Just a word of advice from my own experience though - I didn't have any major problems with my cs recovery just the usual lot of soreness and aches and pains but no infections etc but at day 10 I was still having daily visits from the midwife for my jabs, to monitor baby's feeding difficulties and also to monitor my high BP. I also had v heavy bleeding for about 4 weeks plus after the birth.

archibaldmonkeyface · 25/01/2012 17:47

Forgot to say that although I felt well there is no way I would have been up to a 6 hour journey post section. There would also have been no way on earth that I would have been separated from DS at 10 days old either! It was enough of a wrench to let other people hold him for more than 10 minutes!

TheBigJessie · 25/01/2012 17:47

Over the years, I have seen many posts like somedayma's initial post. However, I have never seen anyone then go on to gracefully accept new information, and retract their initial statement, as she did! I am exceedingly impressed.

I really thought the subsequent pages would consist of attacks and counter-attacks.

Someday, if you keep that willingness to learn, and listen to new information, I expect you'll be great at whatever you want to do, including midwifery. It's a great virtue, that many don't have.

themightyfandango · 25/01/2012 17:51

My niece was 10 days old at my wedding although not a CS birth. I would never have dreamed of not inviting her. SIL quite happily bf at ceremony and meal and probably at eve do (too squiffy to notice by that point). We have a beautiful photo in our wedding album of me and DH cradling her.

Precious times, soon gone. Your dbro is being an arse imo. Weddings should be about family and that should extend to your DC.

RedHelenB · 25/01/2012 17:57

A friend of ours & not even a best one at that relaxed the no children rule as I was breastfeeding. Surely they would rather have you there plus baby than not- if not they are being very precious!!!

FaithHopeAndKevin · 25/01/2012 18:00

Even if they turn around and say you can bring the baby - how the feck are you going to get there?

MunchkinsMumof2 · 25/01/2012 18:09

I agree with all who say it is unrealistic to go either with a newborn or without. I had a emcs and was kept in for 5 days so you could only be at home with your baby for 5 days before having to do a 12 hour round trip! I think a polite but firm apology and you can celebrate with them when you have recovered. Good luck.

▶ Required action:
Write a two-sentence summary of the forum thread. The material after this point is not needed.

▶ Provided records:
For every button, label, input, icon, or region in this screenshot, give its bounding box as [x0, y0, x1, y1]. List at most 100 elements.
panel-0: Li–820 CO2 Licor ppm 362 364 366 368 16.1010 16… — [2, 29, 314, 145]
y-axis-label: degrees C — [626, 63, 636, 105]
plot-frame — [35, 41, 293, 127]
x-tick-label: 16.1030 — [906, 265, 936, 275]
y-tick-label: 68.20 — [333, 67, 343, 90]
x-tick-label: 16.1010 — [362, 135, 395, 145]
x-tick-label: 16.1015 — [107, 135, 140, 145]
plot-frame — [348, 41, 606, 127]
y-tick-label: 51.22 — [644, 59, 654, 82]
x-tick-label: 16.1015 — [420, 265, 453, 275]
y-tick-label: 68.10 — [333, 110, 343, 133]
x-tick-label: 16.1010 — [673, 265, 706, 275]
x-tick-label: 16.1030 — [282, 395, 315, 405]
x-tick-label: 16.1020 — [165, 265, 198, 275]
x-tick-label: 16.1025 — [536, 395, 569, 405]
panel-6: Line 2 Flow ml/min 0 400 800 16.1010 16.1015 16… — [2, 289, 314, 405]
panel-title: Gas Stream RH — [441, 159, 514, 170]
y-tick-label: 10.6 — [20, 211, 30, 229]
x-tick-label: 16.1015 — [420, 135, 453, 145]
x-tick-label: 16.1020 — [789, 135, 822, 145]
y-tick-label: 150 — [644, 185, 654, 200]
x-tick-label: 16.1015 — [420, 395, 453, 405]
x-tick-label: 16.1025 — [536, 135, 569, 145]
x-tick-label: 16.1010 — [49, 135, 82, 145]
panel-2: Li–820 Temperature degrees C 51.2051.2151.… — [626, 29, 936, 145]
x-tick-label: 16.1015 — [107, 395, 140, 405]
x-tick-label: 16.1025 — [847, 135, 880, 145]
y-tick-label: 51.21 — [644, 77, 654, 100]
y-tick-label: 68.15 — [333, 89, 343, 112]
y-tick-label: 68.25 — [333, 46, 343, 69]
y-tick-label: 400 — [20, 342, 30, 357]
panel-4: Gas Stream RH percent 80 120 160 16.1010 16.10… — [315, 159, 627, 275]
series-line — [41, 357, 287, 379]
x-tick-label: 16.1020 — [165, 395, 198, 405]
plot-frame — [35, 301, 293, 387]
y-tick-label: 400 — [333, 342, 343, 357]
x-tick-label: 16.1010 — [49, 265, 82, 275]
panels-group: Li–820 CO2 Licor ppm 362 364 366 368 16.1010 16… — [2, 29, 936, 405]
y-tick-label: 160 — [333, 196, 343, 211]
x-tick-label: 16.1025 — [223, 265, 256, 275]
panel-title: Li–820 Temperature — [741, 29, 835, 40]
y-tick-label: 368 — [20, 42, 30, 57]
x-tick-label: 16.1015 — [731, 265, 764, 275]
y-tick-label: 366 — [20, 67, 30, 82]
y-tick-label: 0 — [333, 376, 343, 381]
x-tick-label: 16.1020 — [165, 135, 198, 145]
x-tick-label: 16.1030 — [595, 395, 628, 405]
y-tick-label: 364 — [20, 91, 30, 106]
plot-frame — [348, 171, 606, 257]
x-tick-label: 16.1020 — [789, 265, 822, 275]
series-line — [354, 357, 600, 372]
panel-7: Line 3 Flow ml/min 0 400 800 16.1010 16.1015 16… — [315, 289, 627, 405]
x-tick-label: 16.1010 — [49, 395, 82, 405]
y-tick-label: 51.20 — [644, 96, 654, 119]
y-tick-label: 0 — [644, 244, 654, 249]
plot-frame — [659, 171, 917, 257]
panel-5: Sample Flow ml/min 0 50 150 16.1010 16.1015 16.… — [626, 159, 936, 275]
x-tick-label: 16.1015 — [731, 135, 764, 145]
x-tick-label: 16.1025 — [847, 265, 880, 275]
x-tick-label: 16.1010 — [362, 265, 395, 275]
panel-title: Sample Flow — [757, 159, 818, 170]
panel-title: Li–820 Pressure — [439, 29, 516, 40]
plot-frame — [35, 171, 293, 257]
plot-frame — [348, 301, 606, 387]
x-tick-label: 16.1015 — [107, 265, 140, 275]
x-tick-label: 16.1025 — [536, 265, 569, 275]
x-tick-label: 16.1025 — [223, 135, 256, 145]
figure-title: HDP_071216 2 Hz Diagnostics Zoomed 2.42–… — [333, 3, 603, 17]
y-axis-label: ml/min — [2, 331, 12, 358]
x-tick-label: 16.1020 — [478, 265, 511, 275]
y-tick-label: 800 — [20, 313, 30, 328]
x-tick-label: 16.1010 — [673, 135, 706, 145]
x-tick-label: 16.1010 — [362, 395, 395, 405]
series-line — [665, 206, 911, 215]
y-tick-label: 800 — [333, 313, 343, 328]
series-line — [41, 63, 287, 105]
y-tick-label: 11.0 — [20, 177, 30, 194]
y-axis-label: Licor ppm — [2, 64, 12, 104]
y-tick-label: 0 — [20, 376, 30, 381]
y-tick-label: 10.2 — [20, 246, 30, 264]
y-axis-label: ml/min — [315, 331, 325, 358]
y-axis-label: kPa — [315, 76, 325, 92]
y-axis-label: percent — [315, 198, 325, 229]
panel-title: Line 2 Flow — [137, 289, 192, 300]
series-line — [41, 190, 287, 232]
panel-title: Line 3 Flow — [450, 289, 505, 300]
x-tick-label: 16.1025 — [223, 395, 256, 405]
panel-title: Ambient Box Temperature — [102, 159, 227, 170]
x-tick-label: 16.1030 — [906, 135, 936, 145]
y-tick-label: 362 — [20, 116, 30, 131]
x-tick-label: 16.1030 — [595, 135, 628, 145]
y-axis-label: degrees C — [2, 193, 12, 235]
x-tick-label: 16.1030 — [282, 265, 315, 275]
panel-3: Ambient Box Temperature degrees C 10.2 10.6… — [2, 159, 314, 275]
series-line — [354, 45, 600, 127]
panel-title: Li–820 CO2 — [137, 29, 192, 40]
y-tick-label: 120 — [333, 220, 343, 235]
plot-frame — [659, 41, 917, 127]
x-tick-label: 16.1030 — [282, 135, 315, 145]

▶ Finished task:
Posters describe their own recoveries after cesarean births and say that a six-hour journey about ten days after a section would be unrealistic, whether the newborn comes along or is left behind. Others say the brother should let the baby attend the wedding, while one recommends a polite but firm apology and a celebration after recovery.